Collection entries —
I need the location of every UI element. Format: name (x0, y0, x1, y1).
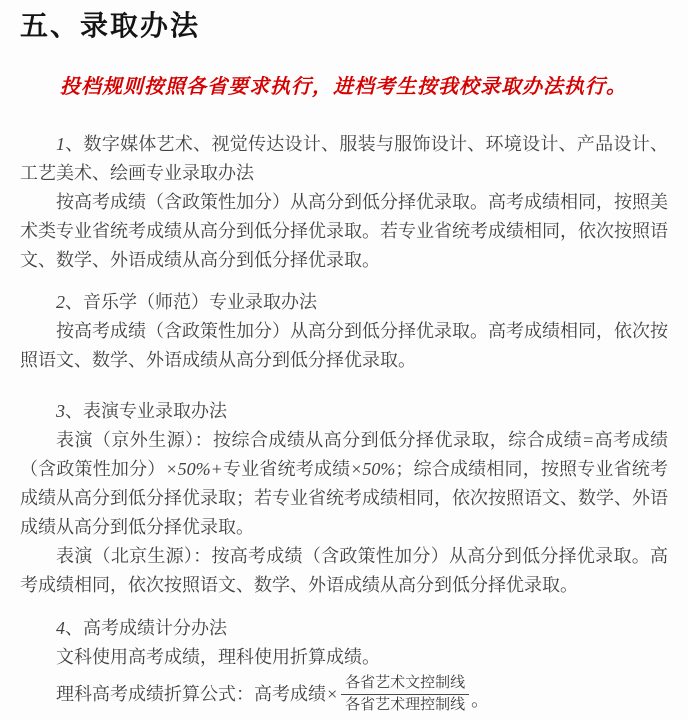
section-1: 1、数字媒体艺术、视觉传达设计、服装与服饰设计、环境设计、产品设计、工艺美术、绘… (20, 130, 668, 275)
section-3-paragraph-2: 表演（北京生源）：按高考成绩（含政策性加分）从高分到低分择优录取。高考成绩相同，… (20, 542, 668, 600)
fraction-denominator: 各省艺术理控制线 (341, 695, 469, 715)
formula-fraction: 各省艺术文控制线 各省艺术理控制线 (341, 674, 469, 715)
section-2-heading: 2、音乐学（师范）专业录取办法 (20, 288, 668, 317)
section-3-paragraph-1: 表演（京外生源）：按综合成绩从高分到低分择优录取，综合成绩=高考成绩（含政策性加… (20, 426, 668, 542)
formula-prefix: 理科高考成绩折算公式：高考成绩× (56, 680, 338, 709)
page-title: 五、录取办法 (20, 8, 668, 44)
notice-text: 投档规则按照各省要求执行，进档考生按我校录取办法执行。 (20, 74, 668, 100)
section-4-heading: 4、高考成绩计分办法 (20, 614, 668, 643)
section-4: 4、高考成绩计分办法 文科使用高考成绩，理科使用折算成绩。 理科高考成绩折算公式… (20, 614, 668, 715)
section-4-paragraph: 文科使用高考成绩，理科使用折算成绩。 (20, 643, 668, 672)
section-3-heading: 3、表演专业录取办法 (20, 397, 668, 426)
section-1-heading: 1、数字媒体艺术、视觉传达设计、服装与服饰设计、环境设计、产品设计、工艺美术、绘… (20, 130, 668, 188)
section-3: 3、表演专业录取办法 表演（京外生源）：按综合成绩从高分到低分择优录取，综合成绩… (20, 397, 668, 600)
formula: 理科高考成绩折算公式：高考成绩× 各省艺术文控制线 各省艺术理控制线 。 (20, 674, 668, 715)
section-1-paragraph: 按高考成绩（含政策性加分）从高分到低分择优录取。高考成绩相同，按照美术类专业省统… (20, 188, 668, 275)
formula-period: 。 (471, 686, 489, 715)
section-2: 2、音乐学（师范）专业录取办法 按高考成绩（含政策性加分）从高分到低分择优录取。… (20, 288, 668, 375)
fraction-numerator: 各省艺术文控制线 (341, 674, 469, 695)
section-2-paragraph: 按高考成绩（含政策性加分）从高分到低分择优录取。高考成绩相同，依次按照语文、数学… (20, 317, 668, 375)
document-page: 五、录取办法 投档规则按照各省要求执行，进档考生按我校录取办法执行。 1、数字媒… (0, 0, 688, 720)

DESCRIPTION OF THE TASK —
Write out every line of the rows above again without any change, leaving out the picture lines.

RESULT OF THIS TASK —
I need the location of every UI element. Format: name (x0, y0, x1, y1).
section-1: 1、数字媒体艺术、视觉传达设计、服装与服饰设计、环境设计、产品设计、工艺美术、绘… (20, 130, 668, 275)
section-3-paragraph-2: 表演（北京生源）：按高考成绩（含政策性加分）从高分到低分择优录取。高考成绩相同，… (20, 542, 668, 600)
fraction-denominator: 各省艺术理控制线 (341, 695, 469, 715)
formula-fraction: 各省艺术文控制线 各省艺术理控制线 (341, 674, 469, 715)
section-2-heading: 2、音乐学（师范）专业录取办法 (20, 288, 668, 317)
section-3-paragraph-1: 表演（京外生源）：按综合成绩从高分到低分择优录取，综合成绩=高考成绩（含政策性加… (20, 426, 668, 542)
formula-prefix: 理科高考成绩折算公式：高考成绩× (56, 680, 338, 709)
page-title: 五、录取办法 (20, 8, 668, 44)
notice-text: 投档规则按照各省要求执行，进档考生按我校录取办法执行。 (20, 74, 668, 100)
section-4-heading: 4、高考成绩计分办法 (20, 614, 668, 643)
section-4: 4、高考成绩计分办法 文科使用高考成绩，理科使用折算成绩。 理科高考成绩折算公式… (20, 614, 668, 715)
section-4-paragraph: 文科使用高考成绩，理科使用折算成绩。 (20, 643, 668, 672)
section-3-heading: 3、表演专业录取办法 (20, 397, 668, 426)
section-1-heading: 1、数字媒体艺术、视觉传达设计、服装与服饰设计、环境设计、产品设计、工艺美术、绘… (20, 130, 668, 188)
section-3: 3、表演专业录取办法 表演（京外生源）：按综合成绩从高分到低分择优录取，综合成绩… (20, 397, 668, 600)
formula: 理科高考成绩折算公式：高考成绩× 各省艺术文控制线 各省艺术理控制线 。 (20, 674, 668, 715)
section-1-paragraph: 按高考成绩（含政策性加分）从高分到低分择优录取。高考成绩相同，按照美术类专业省统… (20, 188, 668, 275)
formula-period: 。 (471, 686, 489, 715)
section-2: 2、音乐学（师范）专业录取办法 按高考成绩（含政策性加分）从高分到低分择优录取。… (20, 288, 668, 375)
fraction-numerator: 各省艺术文控制线 (341, 674, 469, 695)
section-2-paragraph: 按高考成绩（含政策性加分）从高分到低分择优录取。高考成绩相同，依次按照语文、数学… (20, 317, 668, 375)
document-page: 五、录取办法 投档规则按照各省要求执行，进档考生按我校录取办法执行。 1、数字媒… (0, 0, 688, 720)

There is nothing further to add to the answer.